→ Text section
To address the lack of information related to under-vine cultivators, we have compiled a draft document listing all equipment commercially available and vendors located in the Western Region. Only equipment with US-based technical support will be included in the list. This list will be available online and will be disseminated during extension meetings.
Educational & Outreach Activities
In 2019, two field days were organized in collaboration with other researchers and local industry to present the recent updates on under vine weed control.
The first field day was held in May 17, 2019 in Medford Oregon. Speakers included Dr. Marcelo Moretti, presenting the research funded by W-SARE and Mr. John Roncoronni, a University of California Cooperative Extension Weed Specialist based in the Napa Valley. Mr Roncorroni shared his experiences of weed control without herbicides. Additionally, a local vineyard consultant, Mr. Joey Myeres of A to Z Wineworks, shared his experiences and recommendations for under-vine cultivation. In the final part of the workshop, two implement manufactures, Clemens and Agrofer, demonstrated some of their implements. Over 25 local growers attended the workshop.

→ Extracted data
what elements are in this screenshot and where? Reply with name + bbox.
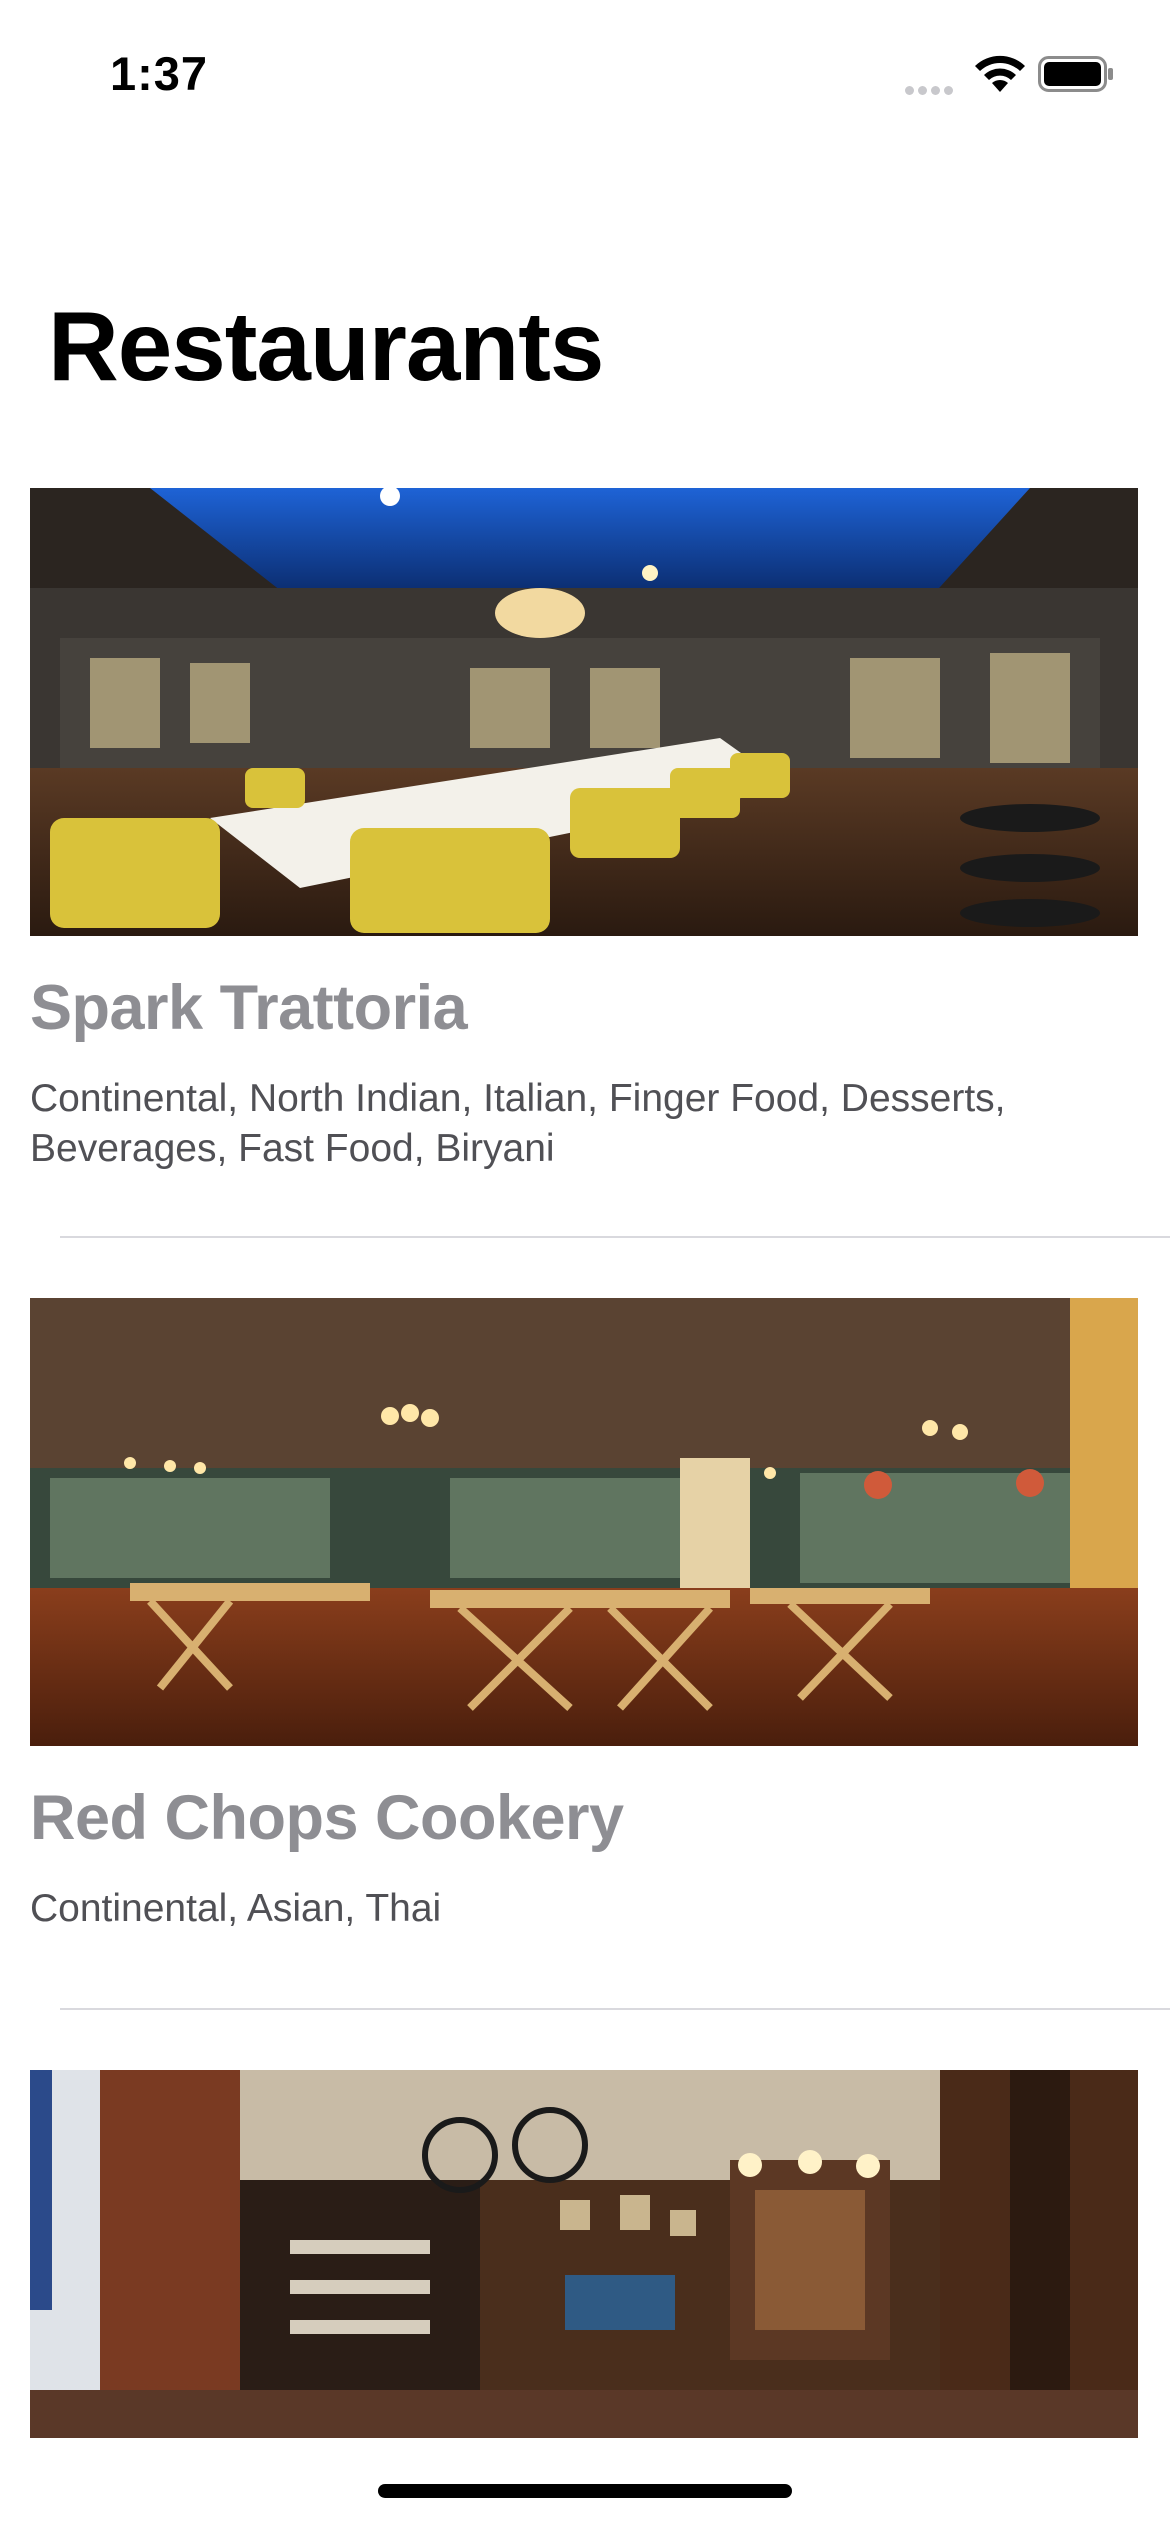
restaurant-card[interactable] xyxy=(0,2008,1170,2532)
restaurant-cuisines: Continental, Asian, Thai xyxy=(30,1887,442,1930)
restaurant-photo xyxy=(30,1298,1138,1746)
restaurant-name: Spark Trattoria xyxy=(30,973,468,1043)
status-time: 1:37 xyxy=(110,47,209,100)
row-separator xyxy=(60,1236,1170,1238)
battery-icon xyxy=(1038,56,1113,92)
restaurant-card[interactable]: Red Chops Cookery Continental, Asian, Th… xyxy=(0,1248,1170,2010)
restaurant-list[interactable]: Spark Trattoria Continental, North India… xyxy=(0,488,1170,2532)
home-indicator[interactable] xyxy=(378,2484,792,2498)
restaurant-cuisines: Continental, North Indian, Italian, Fing… xyxy=(30,1077,1006,1170)
restaurant-name: Red Chops Cookery xyxy=(30,1783,624,1853)
restaurant-photo xyxy=(30,488,1138,936)
cellular-signal-icon xyxy=(905,82,957,100)
status-bar: 1:37 xyxy=(0,0,1170,150)
restaurants-screen: 1:37 Restaurants Spark Trattoria Contine… xyxy=(0,0,1170,2532)
wifi-icon xyxy=(975,55,1025,92)
restaurant-photo xyxy=(30,2070,1138,2438)
page-title: Restaurants xyxy=(48,291,604,401)
restaurant-card[interactable]: Spark Trattoria Continental, North India… xyxy=(0,488,1170,1248)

→ Short problem A
Answer from the under-vine weed control text:
(i) How many field days were organized in 2019?
(ii) In what city and state was the first field day held?
(iii) What support must equipment have to be included in the list?
→ Short problem B
Copy out the part of the under-vine weed control text starting at "To address the" and ending at "during extension meetings.".

→ Task result A
(i) Two
(ii) Medford, Oregon
(iii) US-based technical support

→ Task result B
To address the lack of information related to under-vine cultivators, we have compiled a draft document listing all equipment commercially available and vendors located in the Western Region. Only equipment with US-based technical support will be included in the list. This list will be available online and will be disseminated during extension meetings.